* WHAT THE TASK ASKS
Below are some entries. Output each one exactly as it appears.

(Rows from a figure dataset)
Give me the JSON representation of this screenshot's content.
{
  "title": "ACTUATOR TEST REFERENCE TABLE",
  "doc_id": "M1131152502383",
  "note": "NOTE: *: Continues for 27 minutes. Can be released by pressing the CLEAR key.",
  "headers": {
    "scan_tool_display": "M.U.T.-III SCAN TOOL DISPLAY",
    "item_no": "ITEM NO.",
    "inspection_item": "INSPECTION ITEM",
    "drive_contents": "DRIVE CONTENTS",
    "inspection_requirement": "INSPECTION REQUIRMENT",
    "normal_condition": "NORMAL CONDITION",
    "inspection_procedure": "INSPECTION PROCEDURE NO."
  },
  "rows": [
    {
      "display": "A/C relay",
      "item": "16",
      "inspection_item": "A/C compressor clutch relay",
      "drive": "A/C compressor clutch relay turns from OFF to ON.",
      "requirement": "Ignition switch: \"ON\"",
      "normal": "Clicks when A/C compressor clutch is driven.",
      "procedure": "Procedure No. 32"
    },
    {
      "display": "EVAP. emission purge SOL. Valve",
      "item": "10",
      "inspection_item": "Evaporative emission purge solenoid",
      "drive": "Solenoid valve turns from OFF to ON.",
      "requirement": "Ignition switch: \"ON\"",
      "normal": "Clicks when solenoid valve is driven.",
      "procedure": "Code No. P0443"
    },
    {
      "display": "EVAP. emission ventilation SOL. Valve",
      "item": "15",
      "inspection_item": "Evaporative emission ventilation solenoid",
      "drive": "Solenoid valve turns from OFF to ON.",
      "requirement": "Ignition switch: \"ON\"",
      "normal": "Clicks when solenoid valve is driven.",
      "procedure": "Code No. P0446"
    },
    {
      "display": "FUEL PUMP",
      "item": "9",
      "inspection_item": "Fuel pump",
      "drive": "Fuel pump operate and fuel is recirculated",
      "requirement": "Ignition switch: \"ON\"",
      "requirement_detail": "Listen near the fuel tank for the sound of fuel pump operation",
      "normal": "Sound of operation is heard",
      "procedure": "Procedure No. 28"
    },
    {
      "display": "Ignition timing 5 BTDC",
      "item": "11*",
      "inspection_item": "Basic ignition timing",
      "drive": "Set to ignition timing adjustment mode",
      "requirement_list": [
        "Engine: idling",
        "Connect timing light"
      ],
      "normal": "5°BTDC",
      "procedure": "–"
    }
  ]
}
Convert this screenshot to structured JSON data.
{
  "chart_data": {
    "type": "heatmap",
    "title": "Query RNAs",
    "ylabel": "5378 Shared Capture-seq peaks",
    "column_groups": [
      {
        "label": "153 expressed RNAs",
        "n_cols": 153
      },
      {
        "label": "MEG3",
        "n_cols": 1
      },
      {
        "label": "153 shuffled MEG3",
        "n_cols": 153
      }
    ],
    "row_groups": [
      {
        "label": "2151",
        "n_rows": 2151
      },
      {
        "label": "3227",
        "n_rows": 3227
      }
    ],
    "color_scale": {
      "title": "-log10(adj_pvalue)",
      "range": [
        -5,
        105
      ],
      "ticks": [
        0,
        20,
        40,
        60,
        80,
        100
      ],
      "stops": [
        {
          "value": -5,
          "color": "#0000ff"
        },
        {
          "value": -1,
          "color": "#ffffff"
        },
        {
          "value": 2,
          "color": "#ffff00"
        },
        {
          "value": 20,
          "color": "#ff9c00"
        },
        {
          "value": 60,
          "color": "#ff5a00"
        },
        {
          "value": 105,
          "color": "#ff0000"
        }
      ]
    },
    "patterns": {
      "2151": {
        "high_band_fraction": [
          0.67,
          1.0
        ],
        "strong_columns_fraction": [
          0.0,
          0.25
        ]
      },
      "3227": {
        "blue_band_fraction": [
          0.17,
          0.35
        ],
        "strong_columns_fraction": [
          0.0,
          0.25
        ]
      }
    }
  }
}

* RESPONSE FOR THIS EXERCISE
Give me the JSON representation of this screenshot's content.
{
  "title": "ACTUATOR TEST REFERENCE TABLE",
  "doc_id": "M1131152502383",
  "note": "NOTE: *: Continues for 27 minutes. Can be released by pressing the CLEAR key.",
  "headers": {
    "scan_tool_display": "M.U.T.-III SCAN TOOL DISPLAY",
    "item_no": "ITEM NO.",
    "inspection_item": "INSPECTION ITEM",
    "drive_contents": "DRIVE CONTENTS",
    "inspection_requirement": "INSPECTION REQUIRMENT",
    "normal_condition": "NORMAL CONDITION",
    "inspection_procedure": "INSPECTION PROCEDURE NO."
  },
  "rows": [
    {
      "display": "A/C relay",
      "item": "16",
      "inspection_item": "A/C compressor clutch relay",
      "drive": "A/C compressor clutch relay turns from OFF to ON.",
      "requirement": "Ignition switch: \"ON\"",
      "normal": "Clicks when A/C compressor clutch is driven.",
      "procedure": "Procedure No. 32"
    },
    {
      "display": "EVAP. emission purge SOL. Valve",
      "item": "10",
      "inspection_item": "Evaporative emission purge solenoid",
      "drive": "Solenoid valve turns from OFF to ON.",
      "requirement": "Ignition switch: \"ON\"",
      "normal": "Clicks when solenoid valve is driven.",
      "procedure": "Code No. P0443"
    },
    {
      "display": "EVAP. emission ventilation SOL. Valve",
      "item": "15",
      "inspection_item": "Evaporative emission ventilation solenoid",
      "drive": "Solenoid valve turns from OFF to ON.",
      "requirement": "Ignition switch: \"ON\"",
      "normal": "Clicks when solenoid valve is driven.",
      "procedure": "Code No. P0446"
    },
    {
      "display": "FUEL PUMP",
      "item": "9",
      "inspection_item": "Fuel pump",
      "drive": "Fuel pump operate and fuel is recirculated",
      "requirement": "Ignition switch: \"ON\"",
      "requirement_detail": "Listen near the fuel tank for the sound of fuel pump operation",
      "normal": "Sound of operation is heard",
      "procedure": "Procedure No. 28"
    },
    {
      "display": "Ignition timing 5 BTDC",
      "item": "11*",
      "inspection_item": "Basic ignition timing",
      "drive": "Set to ignition timing adjustment mode",
      "requirement_list": [
        "Engine: idling",
        "Connect timing light"
      ],
      "normal": "5°BTDC",
      "procedure": "–"
    }
  ]
}
Convert this screenshot to structured JSON data.
{
  "chart_data": {
    "type": "heatmap",
    "title": "Query RNAs",
    "ylabel": "5378 Shared Capture-seq peaks",
    "column_groups": [
      {
        "label": "153 expressed RNAs",
        "n_cols": 153
      },
      {
        "label": "MEG3",
        "n_cols": 1
      },
      {
        "label": "153 shuffled MEG3",
        "n_cols": 153
      }
    ],
    "row_groups": [
      {
        "label": "2151",
        "n_rows": 2151
      },
      {
        "label": "3227",
        "n_rows": 3227
      }
    ],
    "color_scale": {
      "title": "-log10(adj_pvalue)",
      "range": [
        -5,
        105
      ],
      "ticks": [
        0,
        20,
        40,
        60,
        80,
        100
      ],
      "stops": [
        {
          "value": -5,
          "color": "#0000ff"
        },
        {
          "value": -1,
          "color": "#ffffff"
        },
        {
          "value": 2,
          "color": "#ffff00"
        },
        {
          "value": 20,
          "color": "#ff9c00"
        },
        {
          "value": 60,
          "color": "#ff5a00"
        },
        {
          "value": 105,
          "color": "#ff0000"
        }
      ]
    },
    "patterns": {
      "2151": {
        "high_band_fraction": [
          0.67,
          1.0
        ],
        "strong_columns_fraction": [
          0.0,
          0.25
        ]
      },
      "3227": {
        "blue_band_fraction": [
          0.17,
          0.35
        ],
        "strong_columns_fraction": [
          0.0,
          0.25
        ]
      }
    }
  }
}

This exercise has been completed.